**SOURCE TEXT:**
I was talking today with a friend who lives up in Carlisle and he had just been reading a piece in the local newspaper about an old law from the 16th century that has never been revoked.
The law is that you can kill a Scotsman inside the city walls as long as it is with a sword.
I thought this was great (not the killing of the scots) but the fact that these laws still exist from years gone by and i was just wondering if anyone else knows of any genuine old laws that a ridiculous but still remain in writing?
There's a similar one in Chester that a Welshman can legally be killed within the city walls, with a bow and arrow after midnight.
I wouldn't like to test it's legality in a court of law though.
There's plenty of mad laws about. My favourite is a town in America that forbids bees to fly above the town.
In most of Kent:
Adultery or Fornication (living together while not married or having sex with someone that is not your blood relative) results in a fine of £500 and/or 6 months in prison.
Those pesky bureaucrats are at it again...
In Maine, US, it is illegal to step out of an aeroplane whilst in flight.
Will this ceaseless attack on our rights never end?
Must remember not to launch full scale parachute invasion of Maine, for fear of offending the locals.

**EXTRACTED RECORDS:**
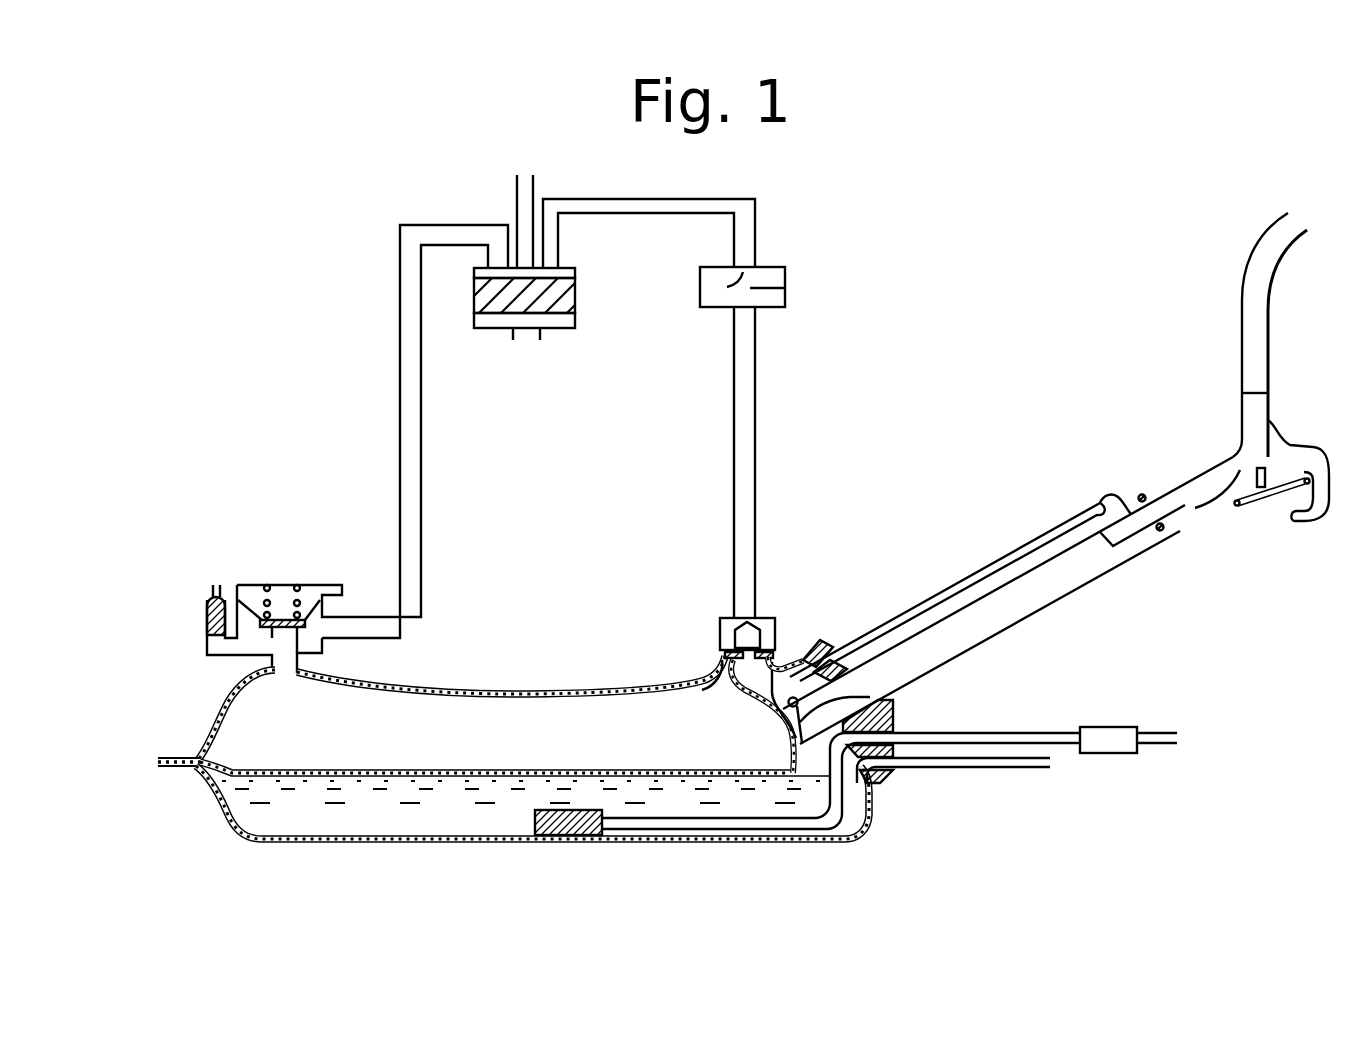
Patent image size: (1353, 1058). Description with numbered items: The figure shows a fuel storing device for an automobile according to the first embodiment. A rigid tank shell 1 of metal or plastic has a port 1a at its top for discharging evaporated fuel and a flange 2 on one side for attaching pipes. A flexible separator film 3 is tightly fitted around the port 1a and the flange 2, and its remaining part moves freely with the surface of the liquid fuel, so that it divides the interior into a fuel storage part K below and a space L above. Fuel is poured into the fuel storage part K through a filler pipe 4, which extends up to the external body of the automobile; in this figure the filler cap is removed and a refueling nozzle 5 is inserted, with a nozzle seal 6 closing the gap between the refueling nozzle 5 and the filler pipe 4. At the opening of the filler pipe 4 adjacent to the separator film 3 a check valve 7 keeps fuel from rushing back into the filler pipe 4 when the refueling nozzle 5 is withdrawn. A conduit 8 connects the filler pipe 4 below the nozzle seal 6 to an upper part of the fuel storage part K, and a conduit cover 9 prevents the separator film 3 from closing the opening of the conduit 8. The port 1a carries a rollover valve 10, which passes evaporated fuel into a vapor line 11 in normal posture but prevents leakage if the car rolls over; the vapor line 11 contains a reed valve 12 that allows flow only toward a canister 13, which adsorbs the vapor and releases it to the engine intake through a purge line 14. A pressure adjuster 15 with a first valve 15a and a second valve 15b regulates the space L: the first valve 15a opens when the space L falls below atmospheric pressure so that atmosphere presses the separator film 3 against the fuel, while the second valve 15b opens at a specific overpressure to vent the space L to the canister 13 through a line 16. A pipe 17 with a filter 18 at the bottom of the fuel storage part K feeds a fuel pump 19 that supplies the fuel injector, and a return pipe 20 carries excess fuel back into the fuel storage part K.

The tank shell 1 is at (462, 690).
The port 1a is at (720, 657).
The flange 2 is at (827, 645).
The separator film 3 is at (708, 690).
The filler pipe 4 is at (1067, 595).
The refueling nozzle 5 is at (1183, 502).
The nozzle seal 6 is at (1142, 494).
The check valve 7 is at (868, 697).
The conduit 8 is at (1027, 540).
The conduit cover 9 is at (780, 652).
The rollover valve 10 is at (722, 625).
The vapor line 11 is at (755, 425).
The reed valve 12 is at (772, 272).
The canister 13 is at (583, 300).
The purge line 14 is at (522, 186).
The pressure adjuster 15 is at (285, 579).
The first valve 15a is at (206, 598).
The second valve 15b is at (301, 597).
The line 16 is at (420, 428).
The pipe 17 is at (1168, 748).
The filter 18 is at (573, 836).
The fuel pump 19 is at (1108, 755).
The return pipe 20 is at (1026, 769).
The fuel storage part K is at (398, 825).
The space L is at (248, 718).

...

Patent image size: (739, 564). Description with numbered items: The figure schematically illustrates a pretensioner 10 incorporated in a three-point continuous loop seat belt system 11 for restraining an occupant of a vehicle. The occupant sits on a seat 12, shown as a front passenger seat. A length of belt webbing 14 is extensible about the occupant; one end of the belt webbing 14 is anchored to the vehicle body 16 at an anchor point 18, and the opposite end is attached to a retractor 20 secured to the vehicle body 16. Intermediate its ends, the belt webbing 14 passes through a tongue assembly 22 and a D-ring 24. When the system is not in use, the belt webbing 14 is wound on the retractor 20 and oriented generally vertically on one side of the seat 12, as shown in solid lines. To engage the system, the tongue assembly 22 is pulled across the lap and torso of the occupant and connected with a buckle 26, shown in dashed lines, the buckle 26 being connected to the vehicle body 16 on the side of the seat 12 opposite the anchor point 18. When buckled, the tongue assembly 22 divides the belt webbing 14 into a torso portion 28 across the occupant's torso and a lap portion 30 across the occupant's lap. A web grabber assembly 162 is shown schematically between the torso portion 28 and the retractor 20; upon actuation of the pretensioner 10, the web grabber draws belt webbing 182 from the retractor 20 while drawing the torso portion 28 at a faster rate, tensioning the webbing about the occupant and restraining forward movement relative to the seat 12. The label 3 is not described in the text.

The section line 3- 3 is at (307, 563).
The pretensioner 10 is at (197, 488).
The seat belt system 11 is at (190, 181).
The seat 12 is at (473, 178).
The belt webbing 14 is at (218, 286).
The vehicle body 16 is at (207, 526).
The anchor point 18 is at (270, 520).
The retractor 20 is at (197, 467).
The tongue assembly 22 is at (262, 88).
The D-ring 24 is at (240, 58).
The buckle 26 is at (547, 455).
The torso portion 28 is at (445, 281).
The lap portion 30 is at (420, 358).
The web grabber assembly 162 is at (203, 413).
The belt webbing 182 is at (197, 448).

---

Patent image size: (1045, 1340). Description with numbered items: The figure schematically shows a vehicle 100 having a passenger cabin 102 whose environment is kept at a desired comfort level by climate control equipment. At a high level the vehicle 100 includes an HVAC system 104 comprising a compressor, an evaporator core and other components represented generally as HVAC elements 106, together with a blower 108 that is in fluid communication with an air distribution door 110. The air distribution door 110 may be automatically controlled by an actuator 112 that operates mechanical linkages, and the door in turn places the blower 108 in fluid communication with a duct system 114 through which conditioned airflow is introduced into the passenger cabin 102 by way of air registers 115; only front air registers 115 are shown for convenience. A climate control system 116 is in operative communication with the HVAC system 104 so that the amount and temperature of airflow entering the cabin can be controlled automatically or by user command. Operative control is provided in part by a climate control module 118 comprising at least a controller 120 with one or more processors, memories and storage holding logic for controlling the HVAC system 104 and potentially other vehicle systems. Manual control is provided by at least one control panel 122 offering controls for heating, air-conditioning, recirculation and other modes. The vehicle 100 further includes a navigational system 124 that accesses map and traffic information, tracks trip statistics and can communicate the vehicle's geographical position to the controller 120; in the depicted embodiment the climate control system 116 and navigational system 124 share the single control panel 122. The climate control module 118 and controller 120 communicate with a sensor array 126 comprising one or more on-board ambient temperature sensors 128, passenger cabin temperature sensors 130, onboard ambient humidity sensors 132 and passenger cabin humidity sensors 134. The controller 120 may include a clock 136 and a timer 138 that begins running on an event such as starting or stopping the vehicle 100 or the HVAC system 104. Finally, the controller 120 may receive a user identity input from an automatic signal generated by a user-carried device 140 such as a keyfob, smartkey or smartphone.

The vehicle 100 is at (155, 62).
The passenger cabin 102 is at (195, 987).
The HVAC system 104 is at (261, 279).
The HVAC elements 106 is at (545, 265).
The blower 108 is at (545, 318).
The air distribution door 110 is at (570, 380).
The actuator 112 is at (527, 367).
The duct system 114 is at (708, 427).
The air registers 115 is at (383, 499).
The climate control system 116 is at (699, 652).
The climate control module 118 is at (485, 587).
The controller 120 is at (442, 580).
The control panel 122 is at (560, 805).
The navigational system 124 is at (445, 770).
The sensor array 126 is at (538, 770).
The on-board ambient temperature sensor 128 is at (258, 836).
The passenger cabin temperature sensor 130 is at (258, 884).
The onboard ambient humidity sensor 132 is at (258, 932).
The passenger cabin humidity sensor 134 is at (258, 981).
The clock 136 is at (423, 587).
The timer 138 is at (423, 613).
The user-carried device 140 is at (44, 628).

**BRIEF 1:** In the forum discussion about old laws, what weapon does the Carlisle law require?
**BRIEF 2:** Carry the forum discussion about strange old laws forward from its last post.
The lines have no role here.

**TASK RESULT 1:** A sword.

**TASK RESULT 2:**
It is still illegal for cab drivers to carry rabid dogs or indeed corpses and by law they must ask each and every passenger if they have small pox or 'The Plague'.
It is illegal to be drunk on Licensed Premises.
It is illegal for two adult men to have sex in the same house as a third person. But okay for women because it was introduced to outlaw "molly houses" in the late 16th Century. These were premises where homosexuals conducted various activities and was considered a moral threat.
In Chester, Welshmen are banned from entering the city before sunrise and from staying after sunset.
In London, it is illegal to flag down a taxi if you have the plague
In London, Freemen are allowed to take a flock of sheep across London Bridge without being charged a toll; they are also allowed to drive geese down Cheapside.
In the UK, a pregnant woman can legally relieve herself anywhere she wants – even, if she so requests, in a policeman’s helmet.
Under the UK’s Tax Avoidance Schemes Regulations 2006, it is illegal not to tell the taxman anything you don’t want him to know, though you don’t have to tell him anything you don’t mind him knowing.
It is illegal to die in the Houses of Parliament.
Not sure how true these are but they made me chuckle.
In Lebanon, men are legally allowed to have sex with animals, but the animals must be female. Having sexual relations with a male animal is punishable by death.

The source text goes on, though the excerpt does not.